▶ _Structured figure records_
## Start
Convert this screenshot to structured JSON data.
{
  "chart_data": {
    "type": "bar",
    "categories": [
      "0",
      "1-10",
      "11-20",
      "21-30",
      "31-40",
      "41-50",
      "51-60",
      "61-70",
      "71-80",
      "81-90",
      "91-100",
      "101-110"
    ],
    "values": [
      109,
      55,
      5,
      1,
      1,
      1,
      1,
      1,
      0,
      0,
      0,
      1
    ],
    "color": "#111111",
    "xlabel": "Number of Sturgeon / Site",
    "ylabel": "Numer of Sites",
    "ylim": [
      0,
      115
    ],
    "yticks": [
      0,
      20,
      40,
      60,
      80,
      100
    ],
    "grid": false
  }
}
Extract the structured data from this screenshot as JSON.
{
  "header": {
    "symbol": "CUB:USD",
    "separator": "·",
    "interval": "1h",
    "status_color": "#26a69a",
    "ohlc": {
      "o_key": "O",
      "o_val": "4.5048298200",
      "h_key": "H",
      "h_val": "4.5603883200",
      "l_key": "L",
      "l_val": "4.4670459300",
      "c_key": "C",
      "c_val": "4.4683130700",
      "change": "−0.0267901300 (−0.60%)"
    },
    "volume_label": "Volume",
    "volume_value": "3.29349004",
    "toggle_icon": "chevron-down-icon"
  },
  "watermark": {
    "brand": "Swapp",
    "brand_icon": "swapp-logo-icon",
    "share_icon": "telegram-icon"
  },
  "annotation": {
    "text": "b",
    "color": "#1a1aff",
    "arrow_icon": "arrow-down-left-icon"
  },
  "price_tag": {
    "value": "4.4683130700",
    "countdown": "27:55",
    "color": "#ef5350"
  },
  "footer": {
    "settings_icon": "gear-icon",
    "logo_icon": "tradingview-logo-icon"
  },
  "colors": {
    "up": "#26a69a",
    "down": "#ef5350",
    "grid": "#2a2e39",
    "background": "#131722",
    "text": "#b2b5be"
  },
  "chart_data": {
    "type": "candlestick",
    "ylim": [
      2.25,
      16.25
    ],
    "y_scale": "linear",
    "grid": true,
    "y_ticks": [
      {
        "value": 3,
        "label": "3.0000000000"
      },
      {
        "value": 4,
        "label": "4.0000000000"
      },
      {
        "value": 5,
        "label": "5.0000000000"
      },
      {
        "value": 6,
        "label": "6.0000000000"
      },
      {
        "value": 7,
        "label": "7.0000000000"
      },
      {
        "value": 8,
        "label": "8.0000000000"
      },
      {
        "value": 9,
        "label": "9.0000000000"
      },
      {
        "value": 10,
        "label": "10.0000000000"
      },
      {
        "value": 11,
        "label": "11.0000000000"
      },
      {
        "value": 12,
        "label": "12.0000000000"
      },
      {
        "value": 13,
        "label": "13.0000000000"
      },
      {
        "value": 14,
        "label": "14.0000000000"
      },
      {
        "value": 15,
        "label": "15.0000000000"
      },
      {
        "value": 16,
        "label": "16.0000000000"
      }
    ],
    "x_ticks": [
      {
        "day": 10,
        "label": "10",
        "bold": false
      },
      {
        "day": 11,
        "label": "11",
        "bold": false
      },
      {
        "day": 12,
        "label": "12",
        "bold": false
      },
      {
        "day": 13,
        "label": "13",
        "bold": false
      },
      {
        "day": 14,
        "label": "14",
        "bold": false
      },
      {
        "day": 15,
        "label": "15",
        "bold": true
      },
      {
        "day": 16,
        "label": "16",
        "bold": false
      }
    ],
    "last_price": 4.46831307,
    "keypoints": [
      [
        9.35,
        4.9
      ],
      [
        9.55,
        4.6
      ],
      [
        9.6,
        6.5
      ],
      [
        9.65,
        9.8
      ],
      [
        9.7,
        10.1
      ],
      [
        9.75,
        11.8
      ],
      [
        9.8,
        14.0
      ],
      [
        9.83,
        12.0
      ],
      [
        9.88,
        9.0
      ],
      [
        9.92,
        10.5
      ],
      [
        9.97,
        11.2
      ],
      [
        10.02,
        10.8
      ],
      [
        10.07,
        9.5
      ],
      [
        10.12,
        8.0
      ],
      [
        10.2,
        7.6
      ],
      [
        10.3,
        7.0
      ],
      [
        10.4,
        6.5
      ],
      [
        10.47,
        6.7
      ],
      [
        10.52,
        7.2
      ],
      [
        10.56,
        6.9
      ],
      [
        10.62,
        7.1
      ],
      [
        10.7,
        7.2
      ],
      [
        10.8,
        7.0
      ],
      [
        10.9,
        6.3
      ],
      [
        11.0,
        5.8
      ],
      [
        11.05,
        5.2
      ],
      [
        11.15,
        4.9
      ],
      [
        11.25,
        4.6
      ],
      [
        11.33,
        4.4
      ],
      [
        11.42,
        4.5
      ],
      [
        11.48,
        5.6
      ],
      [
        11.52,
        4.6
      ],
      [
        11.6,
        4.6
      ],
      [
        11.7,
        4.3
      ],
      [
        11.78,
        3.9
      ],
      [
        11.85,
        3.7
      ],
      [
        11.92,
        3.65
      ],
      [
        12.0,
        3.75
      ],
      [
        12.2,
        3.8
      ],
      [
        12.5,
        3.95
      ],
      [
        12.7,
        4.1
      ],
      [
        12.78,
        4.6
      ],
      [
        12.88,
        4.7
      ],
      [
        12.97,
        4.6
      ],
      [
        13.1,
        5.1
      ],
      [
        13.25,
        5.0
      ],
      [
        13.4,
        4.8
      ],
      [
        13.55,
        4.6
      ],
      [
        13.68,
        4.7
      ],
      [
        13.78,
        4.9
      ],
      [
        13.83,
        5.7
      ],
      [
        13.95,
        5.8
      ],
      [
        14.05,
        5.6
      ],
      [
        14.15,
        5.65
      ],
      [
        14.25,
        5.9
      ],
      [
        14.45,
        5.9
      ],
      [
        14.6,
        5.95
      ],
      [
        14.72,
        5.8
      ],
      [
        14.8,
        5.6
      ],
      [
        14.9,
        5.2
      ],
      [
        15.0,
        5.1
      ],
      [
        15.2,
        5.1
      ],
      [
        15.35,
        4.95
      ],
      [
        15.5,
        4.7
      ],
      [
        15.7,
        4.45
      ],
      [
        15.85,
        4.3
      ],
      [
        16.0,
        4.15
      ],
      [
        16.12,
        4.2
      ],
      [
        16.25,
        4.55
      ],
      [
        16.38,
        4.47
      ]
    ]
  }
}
## End
▶ _REQUEST_
Which lines include "JSON"? Copy each of them out.

▶ _RESULT FOR THIS TASK_
Convert this screenshot to structured JSON data.
Extract the structured data from this screenshot as JSON.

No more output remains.